DATASET EXTRACT
:::::
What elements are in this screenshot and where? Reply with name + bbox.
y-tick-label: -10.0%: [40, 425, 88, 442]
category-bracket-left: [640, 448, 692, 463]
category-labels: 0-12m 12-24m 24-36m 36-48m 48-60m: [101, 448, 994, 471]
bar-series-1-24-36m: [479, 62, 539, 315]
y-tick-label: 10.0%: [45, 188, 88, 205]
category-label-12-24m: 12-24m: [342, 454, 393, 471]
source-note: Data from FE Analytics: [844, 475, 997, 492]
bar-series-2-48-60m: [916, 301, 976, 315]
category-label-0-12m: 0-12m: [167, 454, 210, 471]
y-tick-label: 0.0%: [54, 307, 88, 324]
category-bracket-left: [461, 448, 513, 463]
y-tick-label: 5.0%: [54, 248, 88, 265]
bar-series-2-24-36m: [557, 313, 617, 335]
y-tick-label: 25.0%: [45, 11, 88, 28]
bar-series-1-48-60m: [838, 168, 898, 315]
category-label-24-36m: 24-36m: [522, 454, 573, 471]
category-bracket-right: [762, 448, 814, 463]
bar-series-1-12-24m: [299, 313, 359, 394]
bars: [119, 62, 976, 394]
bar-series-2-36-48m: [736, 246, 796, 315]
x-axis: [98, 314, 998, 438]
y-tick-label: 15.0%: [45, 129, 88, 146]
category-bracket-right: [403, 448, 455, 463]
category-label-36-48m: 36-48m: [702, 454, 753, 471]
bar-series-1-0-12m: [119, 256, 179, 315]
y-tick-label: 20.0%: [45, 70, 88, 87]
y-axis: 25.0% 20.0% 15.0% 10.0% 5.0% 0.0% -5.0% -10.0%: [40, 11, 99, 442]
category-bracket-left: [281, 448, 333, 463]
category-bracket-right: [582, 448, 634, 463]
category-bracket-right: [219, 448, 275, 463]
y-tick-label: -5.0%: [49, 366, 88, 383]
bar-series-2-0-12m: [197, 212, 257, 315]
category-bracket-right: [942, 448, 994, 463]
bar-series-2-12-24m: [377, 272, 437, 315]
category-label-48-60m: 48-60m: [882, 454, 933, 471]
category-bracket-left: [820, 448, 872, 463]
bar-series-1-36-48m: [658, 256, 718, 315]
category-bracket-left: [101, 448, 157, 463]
:::::
WRITTEN TASK
Switch every "y-tick-label" to "y-axis-label" in the entries from the first line through the line containing "bar-series-1-48-60m: [838, 168, 898, 315]", and write those lines out again with nothing else altered.

WRITTEN RESPONSE
What elements are in this screenshot and where? Reply with name + bbox.
y-axis-label: -10.0%: [40, 425, 88, 442]
category-bracket-left: [640, 448, 692, 463]
category-labels: 0-12m 12-24m 24-36m 36-48m 48-60m: [101, 448, 994, 471]
bar-series-1-24-36m: [479, 62, 539, 315]
y-axis-label: 10.0%: [45, 188, 88, 205]
category-label-12-24m: 12-24m: [342, 454, 393, 471]
source-note: Data from FE Analytics: [844, 475, 997, 492]
bar-series-2-48-60m: [916, 301, 976, 315]
category-label-0-12m: 0-12m: [167, 454, 210, 471]
y-axis-label: 0.0%: [54, 307, 88, 324]
category-bracket-left: [461, 448, 513, 463]
y-axis-label: 5.0%: [54, 248, 88, 265]
bar-series-2-24-36m: [557, 313, 617, 335]
y-axis-label: 25.0%: [45, 11, 88, 28]
bar-series-1-48-60m: [838, 168, 898, 315]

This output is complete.